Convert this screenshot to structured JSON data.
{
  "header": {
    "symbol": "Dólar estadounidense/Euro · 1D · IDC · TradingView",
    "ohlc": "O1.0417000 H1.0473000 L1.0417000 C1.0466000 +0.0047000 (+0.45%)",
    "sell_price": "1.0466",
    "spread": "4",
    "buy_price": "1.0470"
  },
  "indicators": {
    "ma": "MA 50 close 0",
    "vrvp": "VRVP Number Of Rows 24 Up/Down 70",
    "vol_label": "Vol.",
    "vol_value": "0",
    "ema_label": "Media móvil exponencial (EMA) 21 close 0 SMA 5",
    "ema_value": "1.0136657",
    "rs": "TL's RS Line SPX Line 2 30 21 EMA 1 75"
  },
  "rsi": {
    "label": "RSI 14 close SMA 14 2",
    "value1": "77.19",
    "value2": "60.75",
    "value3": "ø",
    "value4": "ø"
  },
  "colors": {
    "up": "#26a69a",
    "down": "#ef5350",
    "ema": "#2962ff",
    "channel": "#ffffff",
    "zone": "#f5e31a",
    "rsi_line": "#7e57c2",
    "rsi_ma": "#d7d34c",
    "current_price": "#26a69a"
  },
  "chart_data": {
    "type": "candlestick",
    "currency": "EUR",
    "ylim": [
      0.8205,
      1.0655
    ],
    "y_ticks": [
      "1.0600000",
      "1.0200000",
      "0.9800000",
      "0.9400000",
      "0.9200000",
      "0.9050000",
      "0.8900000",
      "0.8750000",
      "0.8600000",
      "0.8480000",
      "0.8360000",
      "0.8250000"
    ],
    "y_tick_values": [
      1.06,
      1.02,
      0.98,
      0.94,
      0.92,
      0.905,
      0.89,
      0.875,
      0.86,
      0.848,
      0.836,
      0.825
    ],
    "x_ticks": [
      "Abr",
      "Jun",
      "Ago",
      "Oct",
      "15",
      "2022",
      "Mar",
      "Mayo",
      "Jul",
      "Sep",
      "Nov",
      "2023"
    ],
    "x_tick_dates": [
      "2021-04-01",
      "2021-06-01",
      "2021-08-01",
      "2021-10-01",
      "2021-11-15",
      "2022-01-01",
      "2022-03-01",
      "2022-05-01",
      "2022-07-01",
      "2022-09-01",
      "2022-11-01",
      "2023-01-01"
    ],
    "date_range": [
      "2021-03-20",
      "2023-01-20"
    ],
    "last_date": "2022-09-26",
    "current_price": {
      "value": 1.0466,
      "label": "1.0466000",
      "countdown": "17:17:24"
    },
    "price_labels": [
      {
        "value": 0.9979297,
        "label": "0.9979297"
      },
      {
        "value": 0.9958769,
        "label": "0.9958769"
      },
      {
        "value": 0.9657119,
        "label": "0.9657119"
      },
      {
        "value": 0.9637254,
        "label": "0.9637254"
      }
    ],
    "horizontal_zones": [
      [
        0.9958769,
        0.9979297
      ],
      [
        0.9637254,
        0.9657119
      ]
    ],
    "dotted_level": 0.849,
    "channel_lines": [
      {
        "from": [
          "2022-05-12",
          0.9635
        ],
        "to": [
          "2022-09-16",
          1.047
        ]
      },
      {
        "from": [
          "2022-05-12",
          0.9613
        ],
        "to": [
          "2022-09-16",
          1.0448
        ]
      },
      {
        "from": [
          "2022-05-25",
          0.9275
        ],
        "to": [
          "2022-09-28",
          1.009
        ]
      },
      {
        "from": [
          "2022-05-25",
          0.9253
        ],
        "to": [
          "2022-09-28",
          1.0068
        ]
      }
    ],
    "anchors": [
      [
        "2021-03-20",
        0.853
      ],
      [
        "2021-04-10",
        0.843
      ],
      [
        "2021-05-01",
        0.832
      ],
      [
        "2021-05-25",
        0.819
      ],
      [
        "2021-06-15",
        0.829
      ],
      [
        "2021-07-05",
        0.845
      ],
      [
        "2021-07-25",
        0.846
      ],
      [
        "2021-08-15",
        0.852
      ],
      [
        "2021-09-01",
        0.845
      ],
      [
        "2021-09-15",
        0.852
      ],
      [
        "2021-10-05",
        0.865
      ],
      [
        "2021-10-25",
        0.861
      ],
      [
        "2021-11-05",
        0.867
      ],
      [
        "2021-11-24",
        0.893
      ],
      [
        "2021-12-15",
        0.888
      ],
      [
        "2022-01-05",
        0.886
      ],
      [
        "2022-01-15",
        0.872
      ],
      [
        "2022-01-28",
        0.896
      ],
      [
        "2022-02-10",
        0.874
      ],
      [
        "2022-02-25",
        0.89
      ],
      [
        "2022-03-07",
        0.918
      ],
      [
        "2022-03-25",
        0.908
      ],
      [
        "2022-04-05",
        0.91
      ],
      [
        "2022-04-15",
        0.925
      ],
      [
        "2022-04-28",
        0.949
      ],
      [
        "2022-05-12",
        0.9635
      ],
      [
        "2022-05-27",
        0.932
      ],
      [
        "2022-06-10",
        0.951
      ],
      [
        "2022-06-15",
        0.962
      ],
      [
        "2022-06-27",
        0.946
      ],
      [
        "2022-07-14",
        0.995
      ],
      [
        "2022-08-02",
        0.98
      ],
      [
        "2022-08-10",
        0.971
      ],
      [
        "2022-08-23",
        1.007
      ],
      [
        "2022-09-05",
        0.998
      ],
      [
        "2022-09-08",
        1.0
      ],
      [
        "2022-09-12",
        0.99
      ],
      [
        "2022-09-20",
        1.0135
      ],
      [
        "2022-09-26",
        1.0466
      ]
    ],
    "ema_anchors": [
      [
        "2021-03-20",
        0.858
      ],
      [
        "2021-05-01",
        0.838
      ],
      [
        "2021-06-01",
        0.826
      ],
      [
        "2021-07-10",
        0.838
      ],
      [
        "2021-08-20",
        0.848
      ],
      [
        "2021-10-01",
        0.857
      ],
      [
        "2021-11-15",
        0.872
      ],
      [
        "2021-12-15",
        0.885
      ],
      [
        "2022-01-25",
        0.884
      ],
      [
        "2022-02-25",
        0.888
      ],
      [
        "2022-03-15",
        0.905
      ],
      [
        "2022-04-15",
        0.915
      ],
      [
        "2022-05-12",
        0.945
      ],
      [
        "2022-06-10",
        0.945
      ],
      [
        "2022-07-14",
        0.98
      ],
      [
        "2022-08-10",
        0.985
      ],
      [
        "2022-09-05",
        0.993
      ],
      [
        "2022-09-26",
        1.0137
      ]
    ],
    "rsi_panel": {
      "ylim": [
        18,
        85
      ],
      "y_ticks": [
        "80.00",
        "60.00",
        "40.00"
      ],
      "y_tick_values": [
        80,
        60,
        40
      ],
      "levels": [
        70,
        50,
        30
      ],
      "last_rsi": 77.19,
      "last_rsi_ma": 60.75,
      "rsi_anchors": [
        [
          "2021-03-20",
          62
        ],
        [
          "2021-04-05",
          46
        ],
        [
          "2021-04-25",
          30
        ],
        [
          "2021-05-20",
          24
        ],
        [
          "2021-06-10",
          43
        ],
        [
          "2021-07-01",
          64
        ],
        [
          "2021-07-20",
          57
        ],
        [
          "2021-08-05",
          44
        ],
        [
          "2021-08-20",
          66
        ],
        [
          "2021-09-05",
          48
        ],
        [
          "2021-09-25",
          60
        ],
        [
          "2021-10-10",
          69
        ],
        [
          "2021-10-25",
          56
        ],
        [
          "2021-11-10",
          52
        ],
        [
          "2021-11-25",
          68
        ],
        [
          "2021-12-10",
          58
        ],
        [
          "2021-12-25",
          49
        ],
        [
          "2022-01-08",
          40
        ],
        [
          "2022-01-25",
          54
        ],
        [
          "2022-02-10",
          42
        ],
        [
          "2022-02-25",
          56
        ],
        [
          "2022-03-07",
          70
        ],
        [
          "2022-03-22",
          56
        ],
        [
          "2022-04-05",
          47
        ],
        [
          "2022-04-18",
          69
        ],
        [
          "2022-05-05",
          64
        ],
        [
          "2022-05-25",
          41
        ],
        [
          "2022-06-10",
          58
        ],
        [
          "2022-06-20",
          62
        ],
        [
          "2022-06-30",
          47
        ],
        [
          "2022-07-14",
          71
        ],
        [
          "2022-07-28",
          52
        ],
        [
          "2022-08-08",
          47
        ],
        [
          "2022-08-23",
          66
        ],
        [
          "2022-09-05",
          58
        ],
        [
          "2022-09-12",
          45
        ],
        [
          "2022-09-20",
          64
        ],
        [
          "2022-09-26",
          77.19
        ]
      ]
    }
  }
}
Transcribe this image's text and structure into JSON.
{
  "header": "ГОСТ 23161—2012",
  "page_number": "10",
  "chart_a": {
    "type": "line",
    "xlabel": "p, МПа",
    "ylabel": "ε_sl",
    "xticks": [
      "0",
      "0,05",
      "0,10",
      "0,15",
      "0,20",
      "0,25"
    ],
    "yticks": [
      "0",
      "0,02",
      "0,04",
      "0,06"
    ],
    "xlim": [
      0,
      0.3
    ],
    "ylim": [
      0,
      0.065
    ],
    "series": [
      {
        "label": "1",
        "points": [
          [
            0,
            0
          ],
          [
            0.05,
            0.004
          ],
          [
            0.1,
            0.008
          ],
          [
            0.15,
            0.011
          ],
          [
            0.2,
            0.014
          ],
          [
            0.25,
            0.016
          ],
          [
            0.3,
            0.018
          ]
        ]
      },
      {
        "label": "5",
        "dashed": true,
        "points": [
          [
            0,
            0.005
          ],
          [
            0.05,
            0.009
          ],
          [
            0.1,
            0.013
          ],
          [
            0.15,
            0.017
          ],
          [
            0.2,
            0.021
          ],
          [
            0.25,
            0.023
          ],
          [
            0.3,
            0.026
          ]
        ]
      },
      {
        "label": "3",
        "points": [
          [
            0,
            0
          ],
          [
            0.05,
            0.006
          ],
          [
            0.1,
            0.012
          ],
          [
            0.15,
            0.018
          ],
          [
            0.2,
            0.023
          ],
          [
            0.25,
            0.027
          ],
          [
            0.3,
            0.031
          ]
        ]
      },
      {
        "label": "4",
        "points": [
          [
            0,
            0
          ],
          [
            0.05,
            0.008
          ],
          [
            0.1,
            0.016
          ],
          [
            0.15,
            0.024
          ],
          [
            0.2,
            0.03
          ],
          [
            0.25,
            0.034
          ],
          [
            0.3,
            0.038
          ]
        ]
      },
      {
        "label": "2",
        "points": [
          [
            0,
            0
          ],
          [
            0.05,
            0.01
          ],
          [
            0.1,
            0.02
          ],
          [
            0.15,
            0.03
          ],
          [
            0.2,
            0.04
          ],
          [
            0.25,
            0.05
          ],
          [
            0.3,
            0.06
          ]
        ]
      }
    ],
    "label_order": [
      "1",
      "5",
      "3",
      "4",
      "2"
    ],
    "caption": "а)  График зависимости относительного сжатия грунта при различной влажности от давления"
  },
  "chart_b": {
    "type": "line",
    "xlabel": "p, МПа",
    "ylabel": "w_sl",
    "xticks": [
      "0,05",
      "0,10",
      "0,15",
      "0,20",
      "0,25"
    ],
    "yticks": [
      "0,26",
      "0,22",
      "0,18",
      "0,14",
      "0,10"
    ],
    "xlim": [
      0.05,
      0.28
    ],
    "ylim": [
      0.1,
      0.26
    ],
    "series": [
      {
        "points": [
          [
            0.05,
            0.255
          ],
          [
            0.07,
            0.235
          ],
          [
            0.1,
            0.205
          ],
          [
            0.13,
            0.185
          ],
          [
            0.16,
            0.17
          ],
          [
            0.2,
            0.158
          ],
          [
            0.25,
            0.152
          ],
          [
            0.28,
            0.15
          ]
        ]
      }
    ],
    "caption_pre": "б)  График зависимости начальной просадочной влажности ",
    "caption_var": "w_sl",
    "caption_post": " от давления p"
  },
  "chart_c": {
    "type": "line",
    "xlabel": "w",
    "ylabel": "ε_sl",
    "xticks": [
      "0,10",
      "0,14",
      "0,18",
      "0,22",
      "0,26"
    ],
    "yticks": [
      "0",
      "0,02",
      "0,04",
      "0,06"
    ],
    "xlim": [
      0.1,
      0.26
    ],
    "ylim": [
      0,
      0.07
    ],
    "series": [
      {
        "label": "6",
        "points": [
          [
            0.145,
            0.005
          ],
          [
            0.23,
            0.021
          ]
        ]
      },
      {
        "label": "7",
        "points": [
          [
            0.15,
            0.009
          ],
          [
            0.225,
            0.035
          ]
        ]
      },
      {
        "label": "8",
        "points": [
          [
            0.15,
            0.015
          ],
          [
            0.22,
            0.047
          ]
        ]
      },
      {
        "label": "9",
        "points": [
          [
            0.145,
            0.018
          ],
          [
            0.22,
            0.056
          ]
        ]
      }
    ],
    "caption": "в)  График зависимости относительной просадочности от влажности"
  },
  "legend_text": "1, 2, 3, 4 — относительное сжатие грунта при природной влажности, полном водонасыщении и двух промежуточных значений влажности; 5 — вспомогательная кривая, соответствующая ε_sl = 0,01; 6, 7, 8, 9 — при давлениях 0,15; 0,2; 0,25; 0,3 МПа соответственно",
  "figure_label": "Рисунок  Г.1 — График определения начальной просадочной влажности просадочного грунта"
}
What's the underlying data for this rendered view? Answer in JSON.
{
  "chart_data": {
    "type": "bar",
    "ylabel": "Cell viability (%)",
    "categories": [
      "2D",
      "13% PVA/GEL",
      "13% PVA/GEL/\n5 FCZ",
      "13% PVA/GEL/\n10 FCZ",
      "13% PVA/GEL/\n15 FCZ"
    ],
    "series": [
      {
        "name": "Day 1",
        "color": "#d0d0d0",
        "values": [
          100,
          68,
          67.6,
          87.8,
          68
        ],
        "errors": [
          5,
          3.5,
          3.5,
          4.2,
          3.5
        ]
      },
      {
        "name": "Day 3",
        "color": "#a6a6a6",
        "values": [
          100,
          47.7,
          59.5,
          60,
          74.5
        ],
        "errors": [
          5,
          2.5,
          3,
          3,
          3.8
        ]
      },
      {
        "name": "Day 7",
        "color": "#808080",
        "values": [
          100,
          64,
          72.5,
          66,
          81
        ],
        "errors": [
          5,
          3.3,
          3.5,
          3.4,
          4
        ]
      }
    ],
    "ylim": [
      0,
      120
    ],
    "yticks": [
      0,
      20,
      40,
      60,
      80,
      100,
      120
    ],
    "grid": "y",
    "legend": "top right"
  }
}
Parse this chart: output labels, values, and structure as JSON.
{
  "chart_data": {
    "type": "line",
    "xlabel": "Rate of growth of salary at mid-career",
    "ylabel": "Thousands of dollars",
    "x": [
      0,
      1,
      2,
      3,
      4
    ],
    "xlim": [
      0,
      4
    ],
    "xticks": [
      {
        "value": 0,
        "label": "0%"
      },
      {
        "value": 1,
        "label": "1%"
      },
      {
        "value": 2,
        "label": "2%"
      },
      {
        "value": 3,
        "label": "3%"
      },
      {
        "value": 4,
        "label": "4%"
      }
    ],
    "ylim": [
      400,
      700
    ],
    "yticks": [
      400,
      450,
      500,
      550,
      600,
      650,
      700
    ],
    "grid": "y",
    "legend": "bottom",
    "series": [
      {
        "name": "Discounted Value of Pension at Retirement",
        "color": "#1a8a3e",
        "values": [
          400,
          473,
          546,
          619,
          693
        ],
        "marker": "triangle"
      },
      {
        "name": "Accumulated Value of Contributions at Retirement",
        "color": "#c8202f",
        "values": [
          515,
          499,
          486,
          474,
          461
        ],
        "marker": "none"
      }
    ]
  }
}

• [WHAT YOU NEED TO DO]:
Collect each line of the entries that has the word "xlabel", copying it in full.

• [OUTPUT OF THE TASK]:
    "xlabel": "p, МПа",
    "xlabel": "p, МПа",
    "xlabel": "w",
    "xlabel": "Rate of growth of salary at mid-career",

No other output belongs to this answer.